Your objective: A faithful transcription of all the data is required.

Data shown:
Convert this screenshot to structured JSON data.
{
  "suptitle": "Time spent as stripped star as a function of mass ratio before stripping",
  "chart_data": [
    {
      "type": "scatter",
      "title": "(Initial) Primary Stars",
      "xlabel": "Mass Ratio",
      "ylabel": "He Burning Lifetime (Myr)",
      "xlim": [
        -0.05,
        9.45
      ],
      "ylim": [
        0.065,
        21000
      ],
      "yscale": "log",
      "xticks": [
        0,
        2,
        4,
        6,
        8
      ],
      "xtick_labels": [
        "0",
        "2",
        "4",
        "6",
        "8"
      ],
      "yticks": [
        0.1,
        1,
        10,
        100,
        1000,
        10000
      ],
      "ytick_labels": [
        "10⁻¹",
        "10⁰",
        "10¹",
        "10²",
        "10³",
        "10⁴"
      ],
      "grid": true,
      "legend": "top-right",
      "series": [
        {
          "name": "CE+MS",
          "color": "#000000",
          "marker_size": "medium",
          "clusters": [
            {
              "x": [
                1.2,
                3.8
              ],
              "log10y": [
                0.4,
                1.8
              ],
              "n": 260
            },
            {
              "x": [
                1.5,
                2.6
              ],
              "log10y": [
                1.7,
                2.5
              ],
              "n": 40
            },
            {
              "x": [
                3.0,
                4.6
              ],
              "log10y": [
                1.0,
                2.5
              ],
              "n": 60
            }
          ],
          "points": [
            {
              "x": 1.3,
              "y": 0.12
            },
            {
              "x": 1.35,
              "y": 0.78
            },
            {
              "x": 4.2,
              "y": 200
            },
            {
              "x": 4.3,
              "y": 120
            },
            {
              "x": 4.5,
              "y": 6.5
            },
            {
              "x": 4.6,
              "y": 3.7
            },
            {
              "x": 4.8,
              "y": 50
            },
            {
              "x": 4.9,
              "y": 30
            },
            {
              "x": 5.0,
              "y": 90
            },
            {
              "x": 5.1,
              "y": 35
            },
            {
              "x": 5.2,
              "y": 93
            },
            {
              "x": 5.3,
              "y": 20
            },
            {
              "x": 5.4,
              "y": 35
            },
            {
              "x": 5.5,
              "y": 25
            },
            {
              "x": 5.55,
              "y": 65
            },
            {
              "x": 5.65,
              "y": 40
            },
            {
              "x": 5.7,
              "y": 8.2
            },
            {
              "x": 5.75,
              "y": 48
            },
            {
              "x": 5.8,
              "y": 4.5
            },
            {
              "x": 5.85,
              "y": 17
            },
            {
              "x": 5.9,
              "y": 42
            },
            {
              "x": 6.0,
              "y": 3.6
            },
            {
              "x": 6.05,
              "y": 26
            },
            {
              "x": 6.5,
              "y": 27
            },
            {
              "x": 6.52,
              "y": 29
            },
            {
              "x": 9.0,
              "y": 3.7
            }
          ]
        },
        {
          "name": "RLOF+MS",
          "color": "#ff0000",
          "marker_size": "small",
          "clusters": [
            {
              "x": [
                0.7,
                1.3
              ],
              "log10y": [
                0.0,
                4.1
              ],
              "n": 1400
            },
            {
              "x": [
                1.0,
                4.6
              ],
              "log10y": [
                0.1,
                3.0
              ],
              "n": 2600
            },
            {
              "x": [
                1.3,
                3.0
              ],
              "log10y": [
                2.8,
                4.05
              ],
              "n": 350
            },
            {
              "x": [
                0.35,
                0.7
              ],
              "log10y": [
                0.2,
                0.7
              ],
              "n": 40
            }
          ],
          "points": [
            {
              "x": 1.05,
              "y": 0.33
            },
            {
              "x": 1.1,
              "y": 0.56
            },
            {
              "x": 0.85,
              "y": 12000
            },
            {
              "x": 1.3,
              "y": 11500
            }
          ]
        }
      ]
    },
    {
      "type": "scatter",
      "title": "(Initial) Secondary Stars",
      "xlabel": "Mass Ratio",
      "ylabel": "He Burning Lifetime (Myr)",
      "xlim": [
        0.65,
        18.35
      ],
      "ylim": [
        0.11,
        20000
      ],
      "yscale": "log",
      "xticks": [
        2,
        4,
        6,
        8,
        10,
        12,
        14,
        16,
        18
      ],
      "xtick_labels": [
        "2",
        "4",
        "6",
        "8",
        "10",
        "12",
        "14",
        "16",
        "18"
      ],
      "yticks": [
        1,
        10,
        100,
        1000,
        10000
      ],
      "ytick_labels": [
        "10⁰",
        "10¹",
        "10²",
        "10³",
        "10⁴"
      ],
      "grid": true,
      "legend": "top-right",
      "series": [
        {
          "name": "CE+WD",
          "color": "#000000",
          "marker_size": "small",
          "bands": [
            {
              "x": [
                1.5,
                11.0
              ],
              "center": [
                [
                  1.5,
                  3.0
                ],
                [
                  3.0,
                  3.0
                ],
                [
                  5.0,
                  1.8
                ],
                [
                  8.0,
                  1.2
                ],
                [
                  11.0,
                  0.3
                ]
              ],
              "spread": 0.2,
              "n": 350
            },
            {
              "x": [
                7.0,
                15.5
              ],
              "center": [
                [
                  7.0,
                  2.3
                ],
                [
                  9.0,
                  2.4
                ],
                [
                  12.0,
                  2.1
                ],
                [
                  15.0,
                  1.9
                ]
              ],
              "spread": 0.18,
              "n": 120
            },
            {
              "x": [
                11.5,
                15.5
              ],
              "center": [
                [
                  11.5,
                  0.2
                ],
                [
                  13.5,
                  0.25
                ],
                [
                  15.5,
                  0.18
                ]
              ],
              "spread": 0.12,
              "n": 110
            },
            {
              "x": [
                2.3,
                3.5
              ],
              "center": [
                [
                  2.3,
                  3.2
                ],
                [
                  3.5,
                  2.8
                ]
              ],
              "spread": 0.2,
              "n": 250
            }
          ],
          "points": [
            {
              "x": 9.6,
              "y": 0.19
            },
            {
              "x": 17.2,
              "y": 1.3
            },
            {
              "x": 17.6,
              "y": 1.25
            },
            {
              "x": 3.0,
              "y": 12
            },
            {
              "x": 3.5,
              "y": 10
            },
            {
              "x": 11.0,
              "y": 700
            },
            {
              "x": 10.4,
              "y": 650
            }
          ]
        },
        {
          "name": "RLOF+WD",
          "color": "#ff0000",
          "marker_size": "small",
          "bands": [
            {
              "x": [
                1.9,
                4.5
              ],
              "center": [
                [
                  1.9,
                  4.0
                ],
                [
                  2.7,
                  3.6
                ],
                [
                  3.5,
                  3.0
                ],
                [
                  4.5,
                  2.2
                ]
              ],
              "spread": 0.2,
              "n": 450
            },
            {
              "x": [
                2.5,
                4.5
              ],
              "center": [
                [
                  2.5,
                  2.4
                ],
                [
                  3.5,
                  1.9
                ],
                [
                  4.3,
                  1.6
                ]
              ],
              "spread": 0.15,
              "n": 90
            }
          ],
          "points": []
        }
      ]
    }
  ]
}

Result:
Convert this screenshot to structured JSON data.
{
  "suptitle": "Time spent as stripped star as a function of mass ratio before stripping",
  "chart_data": [
    {
      "type": "scatter",
      "title": "(Initial) Primary Stars",
      "xlabel": "Mass Ratio",
      "ylabel": "He Burning Lifetime (Myr)",
      "xlim": [
        -0.05,
        9.45
      ],
      "ylim": [
        0.065,
        21000
      ],
      "yscale": "log",
      "xticks": [
        0,
        2,
        4,
        6,
        8
      ],
      "xtick_labels": [
        "0",
        "2",
        "4",
        "6",
        "8"
      ],
      "yticks": [
        0.1,
        1,
        10,
        100,
        1000,
        10000
      ],
      "ytick_labels": [
        "10⁻¹",
        "10⁰",
        "10¹",
        "10²",
        "10³",
        "10⁴"
      ],
      "grid": true,
      "legend": "top-right",
      "series": [
        {
          "name": "CE+MS",
          "color": "#000000",
          "marker_size": "medium",
          "clusters": [
            {
              "x": [
                1.2,
                3.8
              ],
              "log10y": [
                0.4,
                1.8
              ],
              "n": 260
            },
            {
              "x": [
                1.5,
                2.6
              ],
              "log10y": [
                1.7,
                2.5
              ],
              "n": 40
            },
            {
              "x": [
                3.0,
                4.6
              ],
              "log10y": [
                1.0,
                2.5
              ],
              "n": 60
            }
          ],
          "points": [
            {
              "x": 1.3,
              "y": 0.12
            },
            {
              "x": 1.35,
              "y": 0.78
            },
            {
              "x": 4.2,
              "y": 200
            },
            {
              "x": 4.3,
              "y": 120
            },
            {
              "x": 4.5,
              "y": 6.5
            },
            {
              "x": 4.6,
              "y": 3.7
            },
            {
              "x": 4.8,
              "y": 50
            },
            {
              "x": 4.9,
              "y": 30
            },
            {
              "x": 5.0,
              "y": 90
            },
            {
              "x": 5.1,
              "y": 35
            },
            {
              "x": 5.2,
              "y": 93
            },
            {
              "x": 5.3,
              "y": 20
            },
            {
              "x": 5.4,
              "y": 35
            },
            {
              "x": 5.5,
              "y": 25
            },
            {
              "x": 5.55,
              "y": 65
            },
            {
              "x": 5.65,
              "y": 40
            },
            {
              "x": 5.7,
              "y": 8.2
            },
            {
              "x": 5.75,
              "y": 48
            },
            {
              "x": 5.8,
              "y": 4.5
            },
            {
              "x": 5.85,
              "y": 17
            },
            {
              "x": 5.9,
              "y": 42
            },
            {
              "x": 6.0,
              "y": 3.6
            },
            {
              "x": 6.05,
              "y": 26
            },
            {
              "x": 6.5,
              "y": 27
            },
            {
              "x": 6.52,
              "y": 29
            },
            {
              "x": 9.0,
              "y": 3.7
            }
          ]
        },
        {
          "name": "RLOF+MS",
          "color": "#ff0000",
          "marker_size": "small",
          "clusters": [
            {
              "x": [
                0.7,
                1.3
              ],
              "log10y": [
                0.0,
                4.1
              ],
              "n": 1400
            },
            {
              "x": [
                1.0,
                4.6
              ],
              "log10y": [
                0.1,
                3.0
              ],
              "n": 2600
            },
            {
              "x": [
                1.3,
                3.0
              ],
              "log10y": [
                2.8,
                4.05
              ],
              "n": 350
            },
            {
              "x": [
                0.35,
                0.7
              ],
              "log10y": [
                0.2,
                0.7
              ],
              "n": 40
            }
          ],
          "points": [
            {
              "x": 1.05,
              "y": 0.33
            },
            {
              "x": 1.1,
              "y": 0.56
            },
            {
              "x": 0.85,
              "y": 12000
            },
            {
              "x": 1.3,
              "y": 11500
            }
          ]
        }
      ]
    },
    {
      "type": "scatter",
      "title": "(Initial) Secondary Stars",
      "xlabel": "Mass Ratio",
      "ylabel": "He Burning Lifetime (Myr)",
      "xlim": [
        0.65,
        18.35
      ],
      "ylim": [
        0.11,
        20000
      ],
      "yscale": "log",
      "xticks": [
        2,
        4,
        6,
        8,
        10,
        12,
        14,
        16,
        18
      ],
      "xtick_labels": [
        "2",
        "4",
        "6",
        "8",
        "10",
        "12",
        "14",
        "16",
        "18"
      ],
      "yticks": [
        1,
        10,
        100,
        1000,
        10000
      ],
      "ytick_labels": [
        "10⁰",
        "10¹",
        "10²",
        "10³",
        "10⁴"
      ],
      "grid": true,
      "legend": "top-right",
      "series": [
        {
          "name": "CE+WD",
          "color": "#000000",
          "marker_size": "small",
          "bands": [
            {
              "x": [
                1.5,
                11.0
              ],
              "center": [
                [
                  1.5,
                  3.0
                ],
                [
                  3.0,
                  3.0
                ],
                [
                  5.0,
                  1.8
                ],
                [
                  8.0,
                  1.2
                ],
                [
                  11.0,
                  0.3
                ]
              ],
              "spread": 0.2,
              "n": 350
            },
            {
              "x": [
                7.0,
                15.5
              ],
              "center": [
                [
                  7.0,
                  2.3
                ],
                [
                  9.0,
                  2.4
                ],
                [
                  12.0,
                  2.1
                ],
                [
                  15.0,
                  1.9
                ]
              ],
              "spread": 0.18,
              "n": 120
            },
            {
              "x": [
                11.5,
                15.5
              ],
              "center": [
                [
                  11.5,
                  0.2
                ],
                [
                  13.5,
                  0.25
                ],
                [
                  15.5,
                  0.18
                ]
              ],
              "spread": 0.12,
              "n": 110
            },
            {
              "x": [
                2.3,
                3.5
              ],
              "center": [
                [
                  2.3,
                  3.2
                ],
                [
                  3.5,
                  2.8
                ]
              ],
              "spread": 0.2,
              "n": 250
            }
          ],
          "points": [
            {
              "x": 9.6,
              "y": 0.19
            },
            {
              "x": 17.2,
              "y": 1.3
            },
            {
              "x": 17.6,
              "y": 1.25
            },
            {
              "x": 3.0,
              "y": 12
            },
            {
              "x": 3.5,
              "y": 10
            },
            {
              "x": 11.0,
              "y": 700
            },
            {
              "x": 10.4,
              "y": 650
            }
          ]
        },
        {
          "name": "RLOF+WD",
          "color": "#ff0000",
          "marker_size": "small",
          "bands": [
            {
              "x": [
                1.9,
                4.5
              ],
              "center": [
                [
                  1.9,
                  4.0
                ],
                [
                  2.7,
                  3.6
                ],
                [
                  3.5,
                  3.0
                ],
                [
                  4.5,
                  2.2
                ]
              ],
              "spread": 0.2,
              "n": 450
            },
            {
              "x": [
                2.5,
                4.5
              ],
              "center": [
                [
                  2.5,
                  2.4
                ],
                [
                  3.5,
                  1.9
                ],
                [
                  4.3,
                  1.6
                ]
              ],
              "spread": 0.15,
              "n": 90
            }
          ],
          "points": []
        }
      ]
    }
  ]
}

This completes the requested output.